SOURCE EXTRACT:
Start of Block

Wednesday, January 13, 2016

Great Wisdom for Couples


I wanted to share this quote and article...great wisdom for couples:
ì“If the purpose of marriage was simply to enjoy an infatuation and make me ‘happy’, then I’d have to get a ‘new’ marriage every two or three years.  But if I really wanted to see God transform me from the inside out, I’d need to concentrate on changing myself rather than on changing my spouse.”
--Gary Thomas,
Sacred Marriage

HOW GOOD ARE YOUR EYES? (by Paul Tripp)

I have counseled and pastored for many years, and one of the things that has impressed me over and over again is how self-deluded people can be. Including me.
It's amazingly difficult to see ourselves with accuracy. We see other people with a fairly high degree of accuracy, but we don't seem to see ourselves with the same precision.
Here are a few I've experienced:
  • I've been yelled at by angry people who angrily defended themselves when I suggested that they struggled with anger.
  • I've had controlling people take over a conversation so they could persuade me how serving they were.

End of Block

ABOUT THIS TASK: Pick up the blog post on wisdom for couples after its last line and keep writing it.

ENTRIES SUPPLIED:
Start of Block

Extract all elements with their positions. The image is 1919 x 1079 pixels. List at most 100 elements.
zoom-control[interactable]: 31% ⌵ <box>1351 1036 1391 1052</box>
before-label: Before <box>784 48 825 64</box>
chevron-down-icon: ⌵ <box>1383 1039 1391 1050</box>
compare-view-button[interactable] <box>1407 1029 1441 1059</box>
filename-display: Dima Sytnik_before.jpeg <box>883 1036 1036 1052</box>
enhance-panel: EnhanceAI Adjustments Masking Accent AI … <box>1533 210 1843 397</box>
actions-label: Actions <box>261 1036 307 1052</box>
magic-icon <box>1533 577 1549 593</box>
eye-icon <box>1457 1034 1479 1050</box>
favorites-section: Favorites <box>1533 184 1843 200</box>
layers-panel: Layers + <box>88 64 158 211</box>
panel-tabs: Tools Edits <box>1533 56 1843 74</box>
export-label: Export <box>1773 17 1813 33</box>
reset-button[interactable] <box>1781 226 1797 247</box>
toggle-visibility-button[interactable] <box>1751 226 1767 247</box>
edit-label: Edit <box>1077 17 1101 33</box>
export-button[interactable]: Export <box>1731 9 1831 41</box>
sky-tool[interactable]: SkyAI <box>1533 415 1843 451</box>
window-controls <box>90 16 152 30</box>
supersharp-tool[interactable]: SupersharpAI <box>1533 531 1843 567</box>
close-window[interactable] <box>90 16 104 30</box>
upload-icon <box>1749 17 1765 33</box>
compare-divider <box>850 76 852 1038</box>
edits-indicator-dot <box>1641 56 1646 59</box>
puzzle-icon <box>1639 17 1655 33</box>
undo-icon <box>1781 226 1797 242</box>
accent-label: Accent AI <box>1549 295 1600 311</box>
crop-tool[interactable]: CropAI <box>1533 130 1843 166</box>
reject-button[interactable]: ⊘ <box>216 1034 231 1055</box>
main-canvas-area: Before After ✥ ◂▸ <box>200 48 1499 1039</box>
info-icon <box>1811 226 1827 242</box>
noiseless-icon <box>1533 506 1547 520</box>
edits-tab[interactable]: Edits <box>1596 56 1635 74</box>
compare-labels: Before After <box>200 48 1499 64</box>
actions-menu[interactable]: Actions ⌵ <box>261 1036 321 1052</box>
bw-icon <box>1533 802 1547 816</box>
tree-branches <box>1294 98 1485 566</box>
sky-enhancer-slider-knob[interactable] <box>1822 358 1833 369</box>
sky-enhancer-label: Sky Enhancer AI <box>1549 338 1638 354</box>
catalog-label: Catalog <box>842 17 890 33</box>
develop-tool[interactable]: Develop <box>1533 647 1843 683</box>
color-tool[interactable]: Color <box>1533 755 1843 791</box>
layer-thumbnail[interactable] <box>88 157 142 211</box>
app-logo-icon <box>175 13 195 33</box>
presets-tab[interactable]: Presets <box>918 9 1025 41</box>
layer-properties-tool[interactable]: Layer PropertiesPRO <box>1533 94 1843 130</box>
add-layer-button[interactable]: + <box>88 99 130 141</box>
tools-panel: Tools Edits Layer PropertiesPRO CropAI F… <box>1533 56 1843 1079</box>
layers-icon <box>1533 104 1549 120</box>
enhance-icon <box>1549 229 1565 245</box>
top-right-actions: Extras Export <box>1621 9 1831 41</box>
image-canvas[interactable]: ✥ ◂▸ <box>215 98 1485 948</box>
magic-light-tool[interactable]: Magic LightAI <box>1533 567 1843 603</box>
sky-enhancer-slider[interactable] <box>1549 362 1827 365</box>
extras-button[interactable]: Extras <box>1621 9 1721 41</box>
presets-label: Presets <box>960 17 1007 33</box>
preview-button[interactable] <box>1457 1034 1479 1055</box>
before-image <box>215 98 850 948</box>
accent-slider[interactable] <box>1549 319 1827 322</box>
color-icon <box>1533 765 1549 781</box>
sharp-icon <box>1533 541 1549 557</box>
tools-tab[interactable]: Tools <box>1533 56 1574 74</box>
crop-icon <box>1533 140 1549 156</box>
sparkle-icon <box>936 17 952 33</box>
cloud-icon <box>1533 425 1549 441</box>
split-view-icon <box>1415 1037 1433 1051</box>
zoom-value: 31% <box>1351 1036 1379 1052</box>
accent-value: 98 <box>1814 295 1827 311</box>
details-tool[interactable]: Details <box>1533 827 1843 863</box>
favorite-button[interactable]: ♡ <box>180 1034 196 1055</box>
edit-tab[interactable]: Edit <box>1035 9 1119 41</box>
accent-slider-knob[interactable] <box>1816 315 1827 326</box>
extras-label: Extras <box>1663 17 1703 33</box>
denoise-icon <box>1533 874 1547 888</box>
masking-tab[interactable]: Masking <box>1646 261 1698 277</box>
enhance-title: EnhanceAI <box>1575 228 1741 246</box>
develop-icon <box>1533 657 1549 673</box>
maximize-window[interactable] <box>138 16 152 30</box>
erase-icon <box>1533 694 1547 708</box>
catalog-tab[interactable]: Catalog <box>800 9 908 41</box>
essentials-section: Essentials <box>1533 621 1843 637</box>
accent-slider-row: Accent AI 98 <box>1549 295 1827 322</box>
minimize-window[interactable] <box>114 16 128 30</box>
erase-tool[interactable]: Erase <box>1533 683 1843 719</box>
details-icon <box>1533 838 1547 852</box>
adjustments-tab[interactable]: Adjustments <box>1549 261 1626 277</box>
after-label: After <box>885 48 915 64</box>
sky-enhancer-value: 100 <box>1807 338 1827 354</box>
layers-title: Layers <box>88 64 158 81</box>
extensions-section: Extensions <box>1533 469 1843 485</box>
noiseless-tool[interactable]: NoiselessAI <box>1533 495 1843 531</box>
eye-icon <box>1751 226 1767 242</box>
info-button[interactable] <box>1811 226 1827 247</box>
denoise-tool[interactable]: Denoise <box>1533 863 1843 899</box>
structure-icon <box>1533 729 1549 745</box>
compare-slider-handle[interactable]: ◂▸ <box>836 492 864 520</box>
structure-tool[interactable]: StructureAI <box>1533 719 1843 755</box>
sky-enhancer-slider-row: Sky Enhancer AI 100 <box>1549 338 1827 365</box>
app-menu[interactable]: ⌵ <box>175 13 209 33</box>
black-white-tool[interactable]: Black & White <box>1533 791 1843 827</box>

End of Block

YOUR RESPONSE:
  • I've listened to someone boldly proclaim that one of their spiritual strengths was humility.
  • I've watched as vengeful people lived unaware of their constant desire to settle the score with others.
  • I've pastored many men, eaten with the cancer of lust, who told me that sex wasn't a big struggle for them.
  • I've sat with bitter and retaliatory wives who provided me with a list of ways they thought they were loving their husbands.
  • I've spoken to gymnasiums full of teenagers who said they respected their elders but actually lived as if they were wiser than the surrounding authorities.
  • I've worked alongside ungracious and legalistic pastors who preached about their allegiance to a theology of grace.
Why are we so deluded? Several reasons. First, we make the mistake of comparing ourselves to the diluted standards of the surrounding culture, standards that fall far below God's will for us. Second, we also make the mistake of comparing ourselves to others, always able to find someone who appears to be more sinful than we are. And third, we spend so much time arguing for our righteousness that it leaves little time to reflect on the reality of remaining sin.

Add to all of this the basic nature of sin. Sin is deceitful. It blinds, it hides, it defends, it wears masks, it bends its shape into more acceptable forms, it points fingers of blame, and it even questions the goodness of God. Sin always first blinds the person who is sinning the sin.

A physically blind person is never blind to his or her blindness. They're immediately confronted with the reality that they're unable to see, so they set up boundaries and seek out help to stay safe in the midst of this profound physical deficiency.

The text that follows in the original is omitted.